▶ _Exercise objective_
Of all the lines in the records below, how many hold the word "subtitle"? Give the number alone.

(Dataset records)
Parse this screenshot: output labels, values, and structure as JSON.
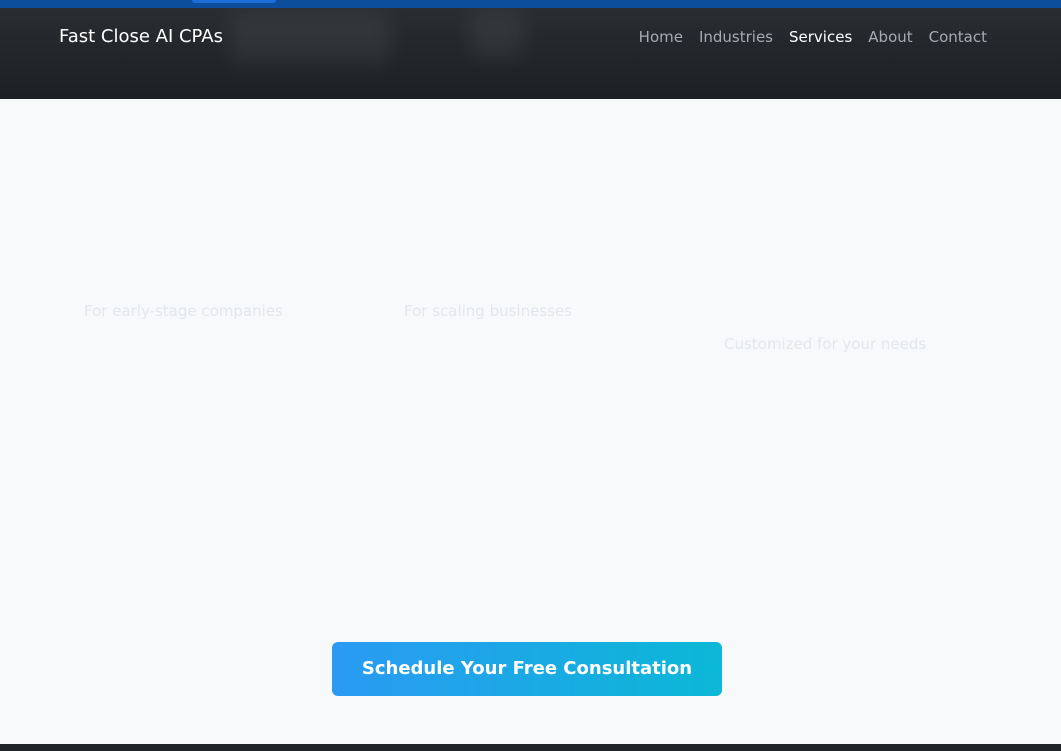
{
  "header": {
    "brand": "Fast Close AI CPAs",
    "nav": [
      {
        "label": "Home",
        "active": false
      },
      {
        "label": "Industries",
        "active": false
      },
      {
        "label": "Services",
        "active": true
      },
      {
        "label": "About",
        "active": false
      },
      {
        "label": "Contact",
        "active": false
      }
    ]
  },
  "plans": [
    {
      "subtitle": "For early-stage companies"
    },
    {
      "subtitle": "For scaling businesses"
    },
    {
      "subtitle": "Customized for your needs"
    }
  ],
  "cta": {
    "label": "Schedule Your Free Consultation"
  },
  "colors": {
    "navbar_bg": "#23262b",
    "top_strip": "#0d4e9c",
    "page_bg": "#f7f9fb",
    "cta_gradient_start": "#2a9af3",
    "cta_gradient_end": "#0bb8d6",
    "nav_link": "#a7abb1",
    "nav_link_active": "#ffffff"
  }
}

▶ _Answer to the task_
3